Stored data
** Begin **

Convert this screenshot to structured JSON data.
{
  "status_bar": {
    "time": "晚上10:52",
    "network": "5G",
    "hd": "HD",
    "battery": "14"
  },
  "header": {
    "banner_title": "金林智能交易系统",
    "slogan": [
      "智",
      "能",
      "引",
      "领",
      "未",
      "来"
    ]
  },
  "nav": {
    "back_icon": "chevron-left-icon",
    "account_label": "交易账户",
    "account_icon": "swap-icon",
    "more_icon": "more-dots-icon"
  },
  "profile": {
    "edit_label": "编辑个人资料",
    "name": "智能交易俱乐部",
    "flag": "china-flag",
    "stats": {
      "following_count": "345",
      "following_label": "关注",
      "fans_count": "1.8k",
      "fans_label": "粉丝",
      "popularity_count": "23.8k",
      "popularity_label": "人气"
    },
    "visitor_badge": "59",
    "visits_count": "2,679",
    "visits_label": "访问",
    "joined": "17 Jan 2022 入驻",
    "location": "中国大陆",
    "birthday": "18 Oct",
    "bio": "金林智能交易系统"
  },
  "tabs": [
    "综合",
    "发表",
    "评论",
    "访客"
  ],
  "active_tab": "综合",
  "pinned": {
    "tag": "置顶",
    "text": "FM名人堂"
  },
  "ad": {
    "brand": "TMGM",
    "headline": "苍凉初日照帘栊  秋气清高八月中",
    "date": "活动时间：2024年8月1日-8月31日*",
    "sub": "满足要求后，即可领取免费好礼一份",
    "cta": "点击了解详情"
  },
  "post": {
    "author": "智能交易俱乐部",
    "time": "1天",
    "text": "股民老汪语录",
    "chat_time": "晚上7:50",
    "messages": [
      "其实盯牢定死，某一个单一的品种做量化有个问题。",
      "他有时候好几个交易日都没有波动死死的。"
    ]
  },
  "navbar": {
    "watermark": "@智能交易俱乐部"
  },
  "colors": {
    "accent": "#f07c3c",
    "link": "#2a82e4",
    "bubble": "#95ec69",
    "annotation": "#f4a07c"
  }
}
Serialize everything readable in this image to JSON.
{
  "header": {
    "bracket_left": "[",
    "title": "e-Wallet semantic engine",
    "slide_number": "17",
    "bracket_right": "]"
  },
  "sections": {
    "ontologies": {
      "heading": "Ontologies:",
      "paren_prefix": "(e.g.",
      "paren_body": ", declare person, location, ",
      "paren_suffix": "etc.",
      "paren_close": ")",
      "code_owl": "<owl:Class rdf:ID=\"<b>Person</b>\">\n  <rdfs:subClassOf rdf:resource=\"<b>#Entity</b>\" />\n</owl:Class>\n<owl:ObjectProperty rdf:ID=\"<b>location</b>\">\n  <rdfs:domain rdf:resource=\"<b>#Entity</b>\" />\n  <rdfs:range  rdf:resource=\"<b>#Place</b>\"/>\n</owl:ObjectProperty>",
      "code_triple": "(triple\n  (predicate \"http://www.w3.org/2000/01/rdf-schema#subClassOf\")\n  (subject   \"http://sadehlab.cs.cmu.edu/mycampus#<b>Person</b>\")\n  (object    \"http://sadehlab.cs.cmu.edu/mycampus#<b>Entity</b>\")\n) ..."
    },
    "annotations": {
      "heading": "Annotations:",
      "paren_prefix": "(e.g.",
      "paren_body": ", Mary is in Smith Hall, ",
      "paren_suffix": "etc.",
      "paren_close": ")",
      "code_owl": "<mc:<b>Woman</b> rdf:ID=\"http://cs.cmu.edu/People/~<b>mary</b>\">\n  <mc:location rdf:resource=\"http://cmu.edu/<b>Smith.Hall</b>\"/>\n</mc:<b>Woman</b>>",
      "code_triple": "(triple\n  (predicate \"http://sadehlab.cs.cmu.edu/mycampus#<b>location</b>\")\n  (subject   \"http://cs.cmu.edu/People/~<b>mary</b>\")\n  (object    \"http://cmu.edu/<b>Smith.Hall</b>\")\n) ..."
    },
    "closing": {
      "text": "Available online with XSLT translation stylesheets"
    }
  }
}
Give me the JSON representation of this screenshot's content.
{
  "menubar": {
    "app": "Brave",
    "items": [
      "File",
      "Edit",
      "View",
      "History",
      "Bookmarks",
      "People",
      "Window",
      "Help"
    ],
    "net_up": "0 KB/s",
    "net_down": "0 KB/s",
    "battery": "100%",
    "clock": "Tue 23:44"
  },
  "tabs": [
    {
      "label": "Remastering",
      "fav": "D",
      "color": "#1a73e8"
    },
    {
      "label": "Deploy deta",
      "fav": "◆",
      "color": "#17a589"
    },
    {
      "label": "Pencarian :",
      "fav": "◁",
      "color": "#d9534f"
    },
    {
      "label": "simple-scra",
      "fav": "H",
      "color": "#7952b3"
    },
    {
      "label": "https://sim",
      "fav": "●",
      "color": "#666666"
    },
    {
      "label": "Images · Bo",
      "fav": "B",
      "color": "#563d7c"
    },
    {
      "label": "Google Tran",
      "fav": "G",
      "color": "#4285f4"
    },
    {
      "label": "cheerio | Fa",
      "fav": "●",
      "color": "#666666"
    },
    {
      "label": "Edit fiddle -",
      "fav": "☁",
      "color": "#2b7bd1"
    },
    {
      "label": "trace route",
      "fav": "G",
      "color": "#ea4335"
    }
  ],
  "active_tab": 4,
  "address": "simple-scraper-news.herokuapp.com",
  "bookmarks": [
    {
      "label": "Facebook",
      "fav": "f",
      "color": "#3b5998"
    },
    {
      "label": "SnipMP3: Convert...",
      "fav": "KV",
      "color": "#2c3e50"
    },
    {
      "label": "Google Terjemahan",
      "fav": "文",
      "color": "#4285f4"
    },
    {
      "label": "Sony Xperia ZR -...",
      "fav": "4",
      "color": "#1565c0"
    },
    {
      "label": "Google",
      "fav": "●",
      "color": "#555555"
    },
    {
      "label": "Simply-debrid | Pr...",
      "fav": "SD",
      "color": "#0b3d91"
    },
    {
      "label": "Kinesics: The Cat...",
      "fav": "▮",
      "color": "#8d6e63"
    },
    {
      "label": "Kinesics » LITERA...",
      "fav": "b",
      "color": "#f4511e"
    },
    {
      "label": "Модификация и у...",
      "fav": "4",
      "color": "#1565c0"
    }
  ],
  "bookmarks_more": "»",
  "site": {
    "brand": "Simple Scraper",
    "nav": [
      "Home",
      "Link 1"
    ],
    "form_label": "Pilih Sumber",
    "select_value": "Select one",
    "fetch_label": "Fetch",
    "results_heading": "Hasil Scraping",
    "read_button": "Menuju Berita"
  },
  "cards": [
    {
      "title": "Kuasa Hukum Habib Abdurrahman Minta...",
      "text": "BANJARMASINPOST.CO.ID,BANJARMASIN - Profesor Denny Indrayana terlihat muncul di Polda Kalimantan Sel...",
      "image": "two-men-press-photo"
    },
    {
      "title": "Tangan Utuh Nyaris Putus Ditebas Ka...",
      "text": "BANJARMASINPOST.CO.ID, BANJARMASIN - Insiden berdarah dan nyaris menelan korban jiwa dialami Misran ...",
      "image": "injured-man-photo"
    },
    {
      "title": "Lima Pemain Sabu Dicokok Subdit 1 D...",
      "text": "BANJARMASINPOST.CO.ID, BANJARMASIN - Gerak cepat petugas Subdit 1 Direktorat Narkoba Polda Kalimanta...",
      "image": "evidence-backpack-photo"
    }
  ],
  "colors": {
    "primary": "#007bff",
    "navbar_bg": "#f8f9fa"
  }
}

** End **

> Exercise directions: Say the number of lines in the records above that include the string "Polda", and no more.

> Response to this exercise: 2